## Exercise details
Your task is to transcribe the records exactly, skipping every image.

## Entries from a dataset

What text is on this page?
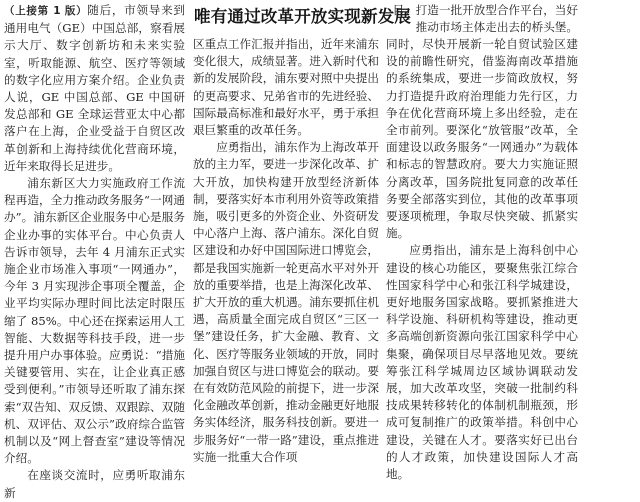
唯有通过改革开放实现新发展

（上接第 1 版）随后，市领导来到通用电气（GE）中国总部，察看展示大厅、数字创新坊和未来实验室，听取能源、航空、医疗等领域的数字化应用方案介绍。企业负责人说，GE 中国总部、GE 中国研发总部和 GE 全球运营亚太中心都落户在上海，企业受益于自贸区改革创新和上海持续优化营商环境，近年来取得长足进步。

浦东新区大力实施政府工作流程再造，全力推动政务服务“一网通办”。浦东新区企业服务中心是服务企业办事的实体平台。中心负责人告诉市领导，去年 4 月浦东正式实施企业市场准入事项“一网通办”，今年 3 月实现涉企事项全覆盖，企业平均实际办理时间比法定时限压缩了 85%。中心还在探索运用人工智能、大数据等科技手段，进一步提升用户办事体验。应勇说：“措施关键要管用、实在，让企业真正感受到便利。”市领导还听取了浦东探索“双告知、双反馈、双跟踪、双随机、双评估、双公示”政府综合监管机制以及“网上督查室”建设等情况介绍。

在座谈交流时，应勇听取浦东新

区重点工作汇报并指出，近年来浦东变化很大，成绩显著。进入新时代和新的发展阶段，浦东要对照中央提出的更高要求、兄弟省市的先进经验、国际最高标准和最好水平，勇于承担艰巨繁重的改革任务。

应勇指出，浦东作为上海改革开放的主力军，要进一步深化改革、扩大开放，加快构建开放型经济新体制，要落实好本市利用外资等政策措施，吸引更多的外资企业、外资研发中心落户上海、落户浦东。深化自贸区建设和办好中国国际进口博览会，都是我国实施新一轮更高水平对外开放的重要举措，也是上海深化改革、扩大开放的重大机遇。浦东要抓住机遇，高质量全面完成自贸区“三区一堡”建设任务，扩大金融、教育、文化、医疗等服务业领域的开放，同时加强自贸区与进口博览会的联动。要在有效防范风险的前提下，进一步深化金融改革创新，推动金融更好地服务实体经济，服务科技创新。要进一步服务好“一带一路”建设，重点推进实施一批重大合作项

目，打造一批开放型合作平台，当好推动市场主体走出去的桥头堡。

同时，尽快开展新一轮自贸试验区建设的前瞻性研究，借鉴海南改革措施的系统集成，要进一步简政放权，努力打造提升政府治理能力先行区，力争在优化营商环境上多出经验，走在全市前列。要深化“放管服”改革，全面建设以政务服务“一网通办”为载体和标志的智慧政府。要大力实施证照分离改革，国务院批复同意的改革任务要全部落实到位，其他的改革事项要逐项梳理，争取尽快突破、抓紧实施。

应勇指出，浦东是上海科创中心建设的核心功能区，要聚焦张江综合性国家科学中心和张江科学城建设，更好地服务国家战略。要抓紧推进大科学设施、科研机构等建设，推动更多高端创新资源向张江国家科学中心集聚，确保项目尽早落地见效。要统筹张江科学城周边区域协调联动发展，加大改革攻坚，突破一批制约科技成果转移转化的体制机制瓶颈，形成可复制推广的政策举措。科创中心建设，关键在人才。要落实好已出台的人才政策，加快建设国际人才高地。
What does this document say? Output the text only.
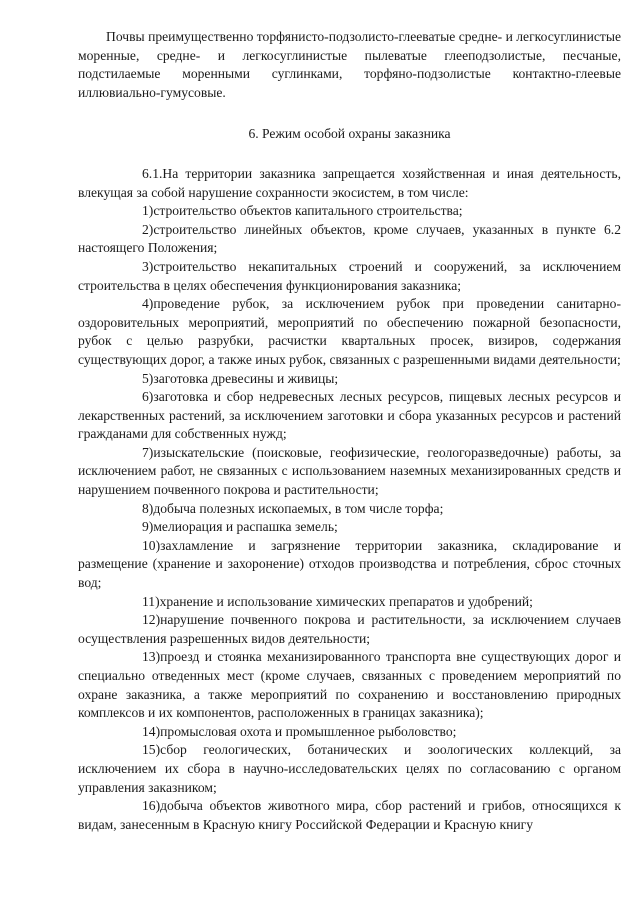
Почвы преимущественно торфянисто-подзолисто-глееватые средне- и легкосуглинистые моренные, средне- и легкосуглинистые пылеватые глееподзолистые, песчаные, подстилаемые моренными суглинками, торфяно-подзолистые контактно-глеевые иллювиально-гумусовые.

6. Режим особой охраны заказника

6.1.На территории заказника запрещается хозяйственная и иная деятельность, влекущая за собой нарушение сохранности экосистем, в том числе:

1)строительство объектов капитального строительства;

2)строительство линейных объектов, кроме случаев, указанных в пункте 6.2 настоящего Положения;

3)строительство некапитальных строений и сооружений, за исключением строительства в целях обеспечения функционирования заказника;

4)проведение рубок, за исключением рубок при проведении санитарно-оздоровительных мероприятий, мероприятий по обеспечению пожарной безопасности, рубок с целью разрубки, расчистки квартальных просек, визиров, содержания существующих дорог, а также иных рубок, связанных с разрешенными видами деятельности;

5)заготовка древесины и живицы;

6)заготовка и сбор недревесных лесных ресурсов, пищевых лесных ресурсов и лекарственных растений, за исключением заготовки и сбора указанных ресурсов и растений гражданами для собственных нужд;

7)изыскательские (поисковые, геофизические, геологоразведочные) работы, за исключением работ, не связанных с использованием наземных механизированных средств и нарушением почвенного покрова и растительности;

8)добыча полезных ископаемых, в том числе торфа;

9)мелиорация и распашка земель;

10)захламление и загрязнение территории заказника, складирование и размещение (хранение и захоронение) отходов производства и потребления, сброс сточных вод;

11)хранение и использование химических препаратов и удобрений;

12)нарушение почвенного покрова и растительности, за исключением случаев осуществления разрешенных видов деятельности;

13)проезд и стоянка механизированного транспорта вне существующих дорог и специально отведенных мест (кроме случаев, связанных с проведением мероприятий по охране заказника, а также мероприятий по сохранению и восстановлению природных комплексов и их компонентов, расположенных в границах заказника);

14)промысловая охота и промышленное рыболовство;

15)сбор геологических, ботанических и зоологических коллекций, за исключением их сбора в научно-исследовательских целях по согласованию с органом управления заказником;

16)добыча объектов животного мира, сбор растений и грибов, относящихся к видам, занесенным в Красную книгу Российской Федерации и Красную книгу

## Expected answer
What text is on this page?
唯有通过改革开放实现新发展

（上接第 1 版）随后，市领导来到通用电气（GE）中国总部，察看展示大厅、数字创新坊和未来实验室，听取能源、航空、医疗等领域的数字化应用方案介绍。企业负责人说，GE 中国总部、GE 中国研发总部和 GE 全球运营亚太中心都落户在上海，企业受益于自贸区改革创新和上海持续优化营商环境，近年来取得长足进步。

浦东新区大力实施政府工作流程再造，全力推动政务服务“一网通办”。浦东新区企业服务中心是服务企业办事的实体平台。中心负责人告诉市领导，去年 4 月浦东正式实施企业市场准入事项“一网通办”，今年 3 月实现涉企事项全覆盖，企业平均实际办理时间比法定时限压缩了 85%。中心还在探索运用人工智能、大数据等科技手段，进一步提升用户办事体验。应勇说：“措施关键要管用、实在，让企业真正感受到便利。”市领导还听取了浦东探索“双告知、双反馈、双跟踪、双随机、双评估、双公示”政府综合监管机制以及“网上督查室”建设等情况介绍。

在座谈交流时，应勇听取浦东新

区重点工作汇报并指出，近年来浦东变化很大，成绩显著。进入新时代和新的发展阶段，浦东要对照中央提出的更高要求、兄弟省市的先进经验、国际最高标准和最好水平，勇于承担艰巨繁重的改革任务。

应勇指出，浦东作为上海改革开放的主力军，要进一步深化改革、扩大开放，加快构建开放型经济新体制，要落实好本市利用外资等政策措施，吸引更多的外资企业、外资研发中心落户上海、落户浦东。深化自贸区建设和办好中国国际进口博览会，都是我国实施新一轮更高水平对外开放的重要举措，也是上海深化改革、扩大开放的重大机遇。浦东要抓住机遇，高质量全面完成自贸区“三区一堡”建设任务，扩大金融、教育、文化、医疗等服务业领域的开放，同时加强自贸区与进口博览会的联动。要在有效防范风险的前提下，进一步深化金融改革创新，推动金融更好地服务实体经济，服务科技创新。要进一步服务好“一带一路”建设，重点推进实施一批重大合作项

目，打造一批开放型合作平台，当好推动市场主体走出去的桥头堡。

同时，尽快开展新一轮自贸试验区建设的前瞻性研究，借鉴海南改革措施的系统集成，要进一步简政放权，努力打造提升政府治理能力先行区，力争在优化营商环境上多出经验，走在全市前列。要深化“放管服”改革，全面建设以政务服务“一网通办”为载体和标志的智慧政府。要大力实施证照分离改革，国务院批复同意的改革任务要全部落实到位，其他的改革事项要逐项梳理，争取尽快突破、抓紧实施。

应勇指出，浦东是上海科创中心建设的核心功能区，要聚焦张江综合性国家科学中心和张江科学城建设，更好地服务国家战略。要抓紧推进大科学设施、科研机构等建设，推动更多高端创新资源向张江国家科学中心集聚，确保项目尽早落地见效。要统筹张江科学城周边区域协调联动发展，加大改革攻坚，突破一批制约科技成果转移转化的体制机制瓶颈，形成可复制推广的政策举措。科创中心建设，关键在人才。要落实好已出台的人才政策，加快建设国际人才高地。
What does this document say? Output the text only.
Почвы преимущественно торфянисто-подзолисто-глееватые средне- и легкосуглинистые моренные, средне- и легкосуглинистые пылеватые глееподзолистые, песчаные, подстилаемые моренными суглинками, торфяно-подзолистые контактно-глеевые иллювиально-гумусовые.

6. Режим особой охраны заказника

6.1.На территории заказника запрещается хозяйственная и иная деятельность, влекущая за собой нарушение сохранности экосистем, в том числе:

1)строительство объектов капитального строительства;

2)строительство линейных объектов, кроме случаев, указанных в пункте 6.2 настоящего Положения;

3)строительство некапитальных строений и сооружений, за исключением строительства в целях обеспечения функционирования заказника;

4)проведение рубок, за исключением рубок при проведении санитарно-оздоровительных мероприятий, мероприятий по обеспечению пожарной безопасности, рубок с целью разрубки, расчистки квартальных просек, визиров, содержания существующих дорог, а также иных рубок, связанных с разрешенными видами деятельности;

5)заготовка древесины и живицы;

6)заготовка и сбор недревесных лесных ресурсов, пищевых лесных ресурсов и лекарственных растений, за исключением заготовки и сбора указанных ресурсов и растений гражданами для собственных нужд;

7)изыскательские (поисковые, геофизические, геологоразведочные) работы, за исключением работ, не связанных с использованием наземных механизированных средств и нарушением почвенного покрова и растительности;

8)добыча полезных ископаемых, в том числе торфа;

9)мелиорация и распашка земель;

10)захламление и загрязнение территории заказника, складирование и размещение (хранение и захоронение) отходов производства и потребления, сброс сточных вод;

11)хранение и использование химических препаратов и удобрений;

12)нарушение почвенного покрова и растительности, за исключением случаев осуществления разрешенных видов деятельности;

13)проезд и стоянка механизированного транспорта вне существующих дорог и специально отведенных мест (кроме случаев, связанных с проведением мероприятий по охране заказника, а также мероприятий по сохранению и восстановлению природных комплексов и их компонентов, расположенных в границах заказника);

14)промысловая охота и промышленное рыболовство;

15)сбор геологических, ботанических и зоологических коллекций, за исключением их сбора в научно-исследовательских целях по согласованию с органом управления заказником;

16)добыча объектов животного мира, сбор растений и грибов, относящихся к видам, занесенным в Красную книгу Российской Федерации и Красную книгу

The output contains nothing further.